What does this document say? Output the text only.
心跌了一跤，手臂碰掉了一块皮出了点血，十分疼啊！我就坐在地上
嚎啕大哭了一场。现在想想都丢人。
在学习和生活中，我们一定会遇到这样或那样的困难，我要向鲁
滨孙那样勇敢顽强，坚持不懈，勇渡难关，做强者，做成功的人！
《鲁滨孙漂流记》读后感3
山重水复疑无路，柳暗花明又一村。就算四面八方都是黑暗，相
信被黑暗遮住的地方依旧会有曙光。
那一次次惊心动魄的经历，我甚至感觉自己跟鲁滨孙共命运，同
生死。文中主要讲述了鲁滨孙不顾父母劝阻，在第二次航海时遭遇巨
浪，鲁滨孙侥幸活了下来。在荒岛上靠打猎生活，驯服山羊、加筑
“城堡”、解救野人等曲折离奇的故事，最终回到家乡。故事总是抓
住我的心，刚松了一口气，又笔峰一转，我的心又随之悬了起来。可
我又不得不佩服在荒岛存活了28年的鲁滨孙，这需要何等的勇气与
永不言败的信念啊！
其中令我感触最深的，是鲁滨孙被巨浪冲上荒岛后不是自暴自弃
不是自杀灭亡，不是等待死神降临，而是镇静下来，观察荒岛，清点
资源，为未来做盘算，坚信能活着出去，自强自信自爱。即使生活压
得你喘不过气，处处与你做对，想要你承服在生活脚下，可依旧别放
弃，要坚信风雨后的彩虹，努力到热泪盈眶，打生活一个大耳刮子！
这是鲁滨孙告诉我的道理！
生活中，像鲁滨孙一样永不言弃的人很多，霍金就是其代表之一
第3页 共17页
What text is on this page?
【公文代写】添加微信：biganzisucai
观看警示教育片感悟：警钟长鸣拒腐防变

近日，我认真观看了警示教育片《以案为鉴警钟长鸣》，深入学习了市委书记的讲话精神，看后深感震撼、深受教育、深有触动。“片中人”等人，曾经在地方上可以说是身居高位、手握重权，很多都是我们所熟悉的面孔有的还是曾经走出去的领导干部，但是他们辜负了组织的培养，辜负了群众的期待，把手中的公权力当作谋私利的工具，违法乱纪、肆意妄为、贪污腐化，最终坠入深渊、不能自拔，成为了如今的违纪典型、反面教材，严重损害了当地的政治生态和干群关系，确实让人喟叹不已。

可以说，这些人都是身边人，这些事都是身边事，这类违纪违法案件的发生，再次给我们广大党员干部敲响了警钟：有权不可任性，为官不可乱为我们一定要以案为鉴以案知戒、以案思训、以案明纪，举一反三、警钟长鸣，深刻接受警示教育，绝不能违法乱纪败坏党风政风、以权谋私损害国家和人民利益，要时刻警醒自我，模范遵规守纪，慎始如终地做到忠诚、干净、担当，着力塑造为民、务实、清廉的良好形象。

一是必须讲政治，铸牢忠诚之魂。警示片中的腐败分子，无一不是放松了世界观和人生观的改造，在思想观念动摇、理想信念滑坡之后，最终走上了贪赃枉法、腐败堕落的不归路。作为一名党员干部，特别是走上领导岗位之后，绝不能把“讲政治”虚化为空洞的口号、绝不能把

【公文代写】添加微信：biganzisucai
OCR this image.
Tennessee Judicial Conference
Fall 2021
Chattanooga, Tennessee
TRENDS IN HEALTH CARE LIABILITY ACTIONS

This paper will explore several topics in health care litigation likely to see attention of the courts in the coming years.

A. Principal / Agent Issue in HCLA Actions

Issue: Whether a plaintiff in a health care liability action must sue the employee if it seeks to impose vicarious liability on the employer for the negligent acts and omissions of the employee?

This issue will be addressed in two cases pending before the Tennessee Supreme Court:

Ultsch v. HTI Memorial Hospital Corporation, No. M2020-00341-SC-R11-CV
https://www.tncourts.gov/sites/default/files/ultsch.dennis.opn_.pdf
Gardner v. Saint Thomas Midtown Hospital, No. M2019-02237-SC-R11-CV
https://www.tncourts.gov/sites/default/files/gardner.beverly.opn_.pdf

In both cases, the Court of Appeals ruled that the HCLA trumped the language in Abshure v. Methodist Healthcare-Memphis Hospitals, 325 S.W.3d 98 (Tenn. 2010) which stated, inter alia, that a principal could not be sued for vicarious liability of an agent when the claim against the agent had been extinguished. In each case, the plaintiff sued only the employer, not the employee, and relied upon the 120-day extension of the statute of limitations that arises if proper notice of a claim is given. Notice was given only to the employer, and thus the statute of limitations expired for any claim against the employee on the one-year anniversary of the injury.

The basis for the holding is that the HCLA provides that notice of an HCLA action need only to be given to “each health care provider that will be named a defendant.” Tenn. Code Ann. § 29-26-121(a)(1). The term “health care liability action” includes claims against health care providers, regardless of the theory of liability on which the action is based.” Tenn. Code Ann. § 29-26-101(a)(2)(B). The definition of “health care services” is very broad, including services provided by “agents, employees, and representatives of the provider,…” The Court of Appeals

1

▸ OBJECTIVE: Filter the entries down to the lines containing "Tennessee". Copy each of those lines.

▸ TASK ANSWER:
Tennessee Judicial Conference
Chattanooga, Tennessee
This issue will be addressed in two cases pending before the Tennessee Supreme Court:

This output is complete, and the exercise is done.